Exercise details:
Give the number of lines that hold the string "title". Nothing else is needed.

◆ ◆ ◆ ◆ ◆

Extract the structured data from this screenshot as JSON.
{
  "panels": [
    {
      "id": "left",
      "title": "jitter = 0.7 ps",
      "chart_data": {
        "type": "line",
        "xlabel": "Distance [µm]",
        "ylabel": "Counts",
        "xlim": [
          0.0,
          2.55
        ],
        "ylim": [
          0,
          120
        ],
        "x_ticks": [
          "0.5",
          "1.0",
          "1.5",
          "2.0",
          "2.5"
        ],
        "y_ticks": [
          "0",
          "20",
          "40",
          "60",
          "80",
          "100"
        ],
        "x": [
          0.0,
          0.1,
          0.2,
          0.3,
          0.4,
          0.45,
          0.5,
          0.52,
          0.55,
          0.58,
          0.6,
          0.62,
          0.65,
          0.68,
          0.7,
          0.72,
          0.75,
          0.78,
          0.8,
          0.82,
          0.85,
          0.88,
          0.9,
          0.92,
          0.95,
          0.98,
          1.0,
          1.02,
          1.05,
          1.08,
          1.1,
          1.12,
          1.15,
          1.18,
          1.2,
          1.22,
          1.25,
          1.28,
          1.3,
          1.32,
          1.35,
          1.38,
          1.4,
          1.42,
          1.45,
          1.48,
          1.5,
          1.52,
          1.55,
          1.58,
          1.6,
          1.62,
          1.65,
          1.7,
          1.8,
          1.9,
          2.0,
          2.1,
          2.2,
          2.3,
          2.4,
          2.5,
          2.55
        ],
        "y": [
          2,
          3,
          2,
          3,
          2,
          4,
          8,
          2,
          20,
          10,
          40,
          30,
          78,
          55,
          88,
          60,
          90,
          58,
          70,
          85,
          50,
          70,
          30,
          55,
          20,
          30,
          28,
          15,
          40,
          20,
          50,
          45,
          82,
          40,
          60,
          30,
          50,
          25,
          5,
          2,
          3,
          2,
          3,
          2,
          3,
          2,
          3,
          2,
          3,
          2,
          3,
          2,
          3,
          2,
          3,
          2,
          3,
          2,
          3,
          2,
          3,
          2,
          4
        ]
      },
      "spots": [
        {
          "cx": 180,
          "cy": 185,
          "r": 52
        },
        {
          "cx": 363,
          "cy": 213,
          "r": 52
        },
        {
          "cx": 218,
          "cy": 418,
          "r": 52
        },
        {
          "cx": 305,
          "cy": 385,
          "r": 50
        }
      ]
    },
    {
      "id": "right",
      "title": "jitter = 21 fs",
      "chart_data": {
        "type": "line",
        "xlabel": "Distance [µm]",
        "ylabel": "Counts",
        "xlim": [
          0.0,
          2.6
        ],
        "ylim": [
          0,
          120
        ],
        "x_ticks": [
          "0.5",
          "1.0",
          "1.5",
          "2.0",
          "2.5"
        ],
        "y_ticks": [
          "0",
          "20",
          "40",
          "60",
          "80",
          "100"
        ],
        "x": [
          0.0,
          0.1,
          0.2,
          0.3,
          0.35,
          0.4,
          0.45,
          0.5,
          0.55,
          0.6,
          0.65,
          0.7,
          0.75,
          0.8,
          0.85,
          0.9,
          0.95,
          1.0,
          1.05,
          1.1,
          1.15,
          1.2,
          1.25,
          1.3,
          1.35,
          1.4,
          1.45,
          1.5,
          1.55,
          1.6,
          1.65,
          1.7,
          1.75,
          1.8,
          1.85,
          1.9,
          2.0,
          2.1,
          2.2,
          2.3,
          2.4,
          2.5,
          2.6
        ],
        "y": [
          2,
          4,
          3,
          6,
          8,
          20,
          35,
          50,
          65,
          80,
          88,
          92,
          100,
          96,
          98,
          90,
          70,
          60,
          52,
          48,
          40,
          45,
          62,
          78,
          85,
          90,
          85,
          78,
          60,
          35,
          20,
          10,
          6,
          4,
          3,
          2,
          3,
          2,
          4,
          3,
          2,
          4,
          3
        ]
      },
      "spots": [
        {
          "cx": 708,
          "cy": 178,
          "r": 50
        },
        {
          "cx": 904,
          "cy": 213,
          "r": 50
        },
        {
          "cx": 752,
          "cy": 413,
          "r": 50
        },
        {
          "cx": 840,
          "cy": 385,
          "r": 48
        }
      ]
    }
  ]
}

◆ ◆ ◆ ◆ ◆

Expected answer:
2